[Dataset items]
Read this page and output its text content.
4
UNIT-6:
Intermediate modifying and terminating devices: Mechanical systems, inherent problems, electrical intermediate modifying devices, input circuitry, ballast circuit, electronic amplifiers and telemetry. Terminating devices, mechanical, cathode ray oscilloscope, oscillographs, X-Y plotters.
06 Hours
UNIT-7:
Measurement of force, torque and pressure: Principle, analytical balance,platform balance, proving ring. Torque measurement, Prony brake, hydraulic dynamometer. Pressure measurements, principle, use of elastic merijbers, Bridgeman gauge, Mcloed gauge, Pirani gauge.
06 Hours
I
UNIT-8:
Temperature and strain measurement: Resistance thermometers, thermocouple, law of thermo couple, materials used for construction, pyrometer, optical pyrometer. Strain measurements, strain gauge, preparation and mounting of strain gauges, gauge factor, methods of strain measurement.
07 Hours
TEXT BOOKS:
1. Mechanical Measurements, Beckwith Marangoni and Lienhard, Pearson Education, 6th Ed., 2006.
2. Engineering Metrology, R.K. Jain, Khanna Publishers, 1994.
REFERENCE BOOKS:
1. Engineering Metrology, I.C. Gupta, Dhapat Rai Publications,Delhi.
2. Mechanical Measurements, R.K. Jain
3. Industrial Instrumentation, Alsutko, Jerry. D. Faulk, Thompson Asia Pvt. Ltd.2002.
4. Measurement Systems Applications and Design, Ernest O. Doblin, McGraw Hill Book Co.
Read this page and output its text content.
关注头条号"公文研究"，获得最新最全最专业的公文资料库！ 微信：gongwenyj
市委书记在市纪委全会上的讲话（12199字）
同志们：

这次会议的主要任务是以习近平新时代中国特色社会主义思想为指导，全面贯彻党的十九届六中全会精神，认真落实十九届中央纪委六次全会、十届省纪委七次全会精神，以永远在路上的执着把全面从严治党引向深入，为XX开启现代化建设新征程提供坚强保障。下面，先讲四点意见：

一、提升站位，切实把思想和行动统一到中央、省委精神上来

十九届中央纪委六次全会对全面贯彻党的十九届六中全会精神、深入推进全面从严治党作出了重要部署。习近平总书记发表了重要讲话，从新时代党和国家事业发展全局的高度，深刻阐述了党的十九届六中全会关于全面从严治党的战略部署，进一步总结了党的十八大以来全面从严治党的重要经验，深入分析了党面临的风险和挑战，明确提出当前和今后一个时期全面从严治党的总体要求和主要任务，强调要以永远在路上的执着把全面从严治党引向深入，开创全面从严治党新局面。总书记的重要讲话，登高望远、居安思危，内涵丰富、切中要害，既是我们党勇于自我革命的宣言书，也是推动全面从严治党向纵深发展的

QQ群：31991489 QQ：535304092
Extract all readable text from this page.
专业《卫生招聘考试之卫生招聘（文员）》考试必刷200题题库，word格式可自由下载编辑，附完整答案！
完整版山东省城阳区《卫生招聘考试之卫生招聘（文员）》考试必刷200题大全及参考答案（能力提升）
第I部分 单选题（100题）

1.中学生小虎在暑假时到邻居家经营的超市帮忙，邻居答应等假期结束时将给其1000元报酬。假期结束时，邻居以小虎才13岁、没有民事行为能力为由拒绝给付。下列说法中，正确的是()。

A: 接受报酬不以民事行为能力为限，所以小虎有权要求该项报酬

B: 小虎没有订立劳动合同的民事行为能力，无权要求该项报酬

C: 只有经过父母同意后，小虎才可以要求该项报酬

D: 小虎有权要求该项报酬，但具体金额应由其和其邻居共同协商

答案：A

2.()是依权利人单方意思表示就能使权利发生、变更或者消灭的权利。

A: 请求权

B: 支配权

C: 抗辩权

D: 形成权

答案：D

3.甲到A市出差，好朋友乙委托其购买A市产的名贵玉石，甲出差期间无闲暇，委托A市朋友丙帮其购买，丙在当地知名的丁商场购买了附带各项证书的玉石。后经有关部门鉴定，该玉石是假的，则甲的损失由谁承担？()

*PROBLEM DETAILS*. Starting with the line that contains "Extract all readable text from this page.", return each line through the last one of the data above, exactly as written and nothing more.

*CORRECT ANSWER*.
Extract all readable text from this page.
专业《卫生招聘考试之卫生招聘（文员）》考试必刷200题题库，word格式可自由下载编辑，附完整答案！
完整版山东省城阳区《卫生招聘考试之卫生招聘（文员）》考试必刷200题大全及参考答案（能力提升）
第I部分 单选题（100题）

1.中学生小虎在暑假时到邻居家经营的超市帮忙，邻居答应等假期结束时将给其1000元报酬。假期结束时，邻居以小虎才13岁、没有民事行为能力为由拒绝给付。下列说法中，正确的是()。

A: 接受报酬不以民事行为能力为限，所以小虎有权要求该项报酬

B: 小虎没有订立劳动合同的民事行为能力，无权要求该项报酬

C: 只有经过父母同意后，小虎才可以要求该项报酬

D: 小虎有权要求该项报酬，但具体金额应由其和其邻居共同协商

答案：A

2.()是依权利人单方意思表示就能使权利发生、变更或者消灭的权利。

A: 请求权

B: 支配权

C: 抗辩权

D: 形成权

答案：D

3.甲到A市出差，好朋友乙委托其购买A市产的名贵玉石，甲出差期间无闲暇，委托A市朋友丙帮其购买，丙在当地知名的丁商场购买了附带各项证书的玉石。后经有关部门鉴定，该玉石是假的，则甲的损失由谁承担？()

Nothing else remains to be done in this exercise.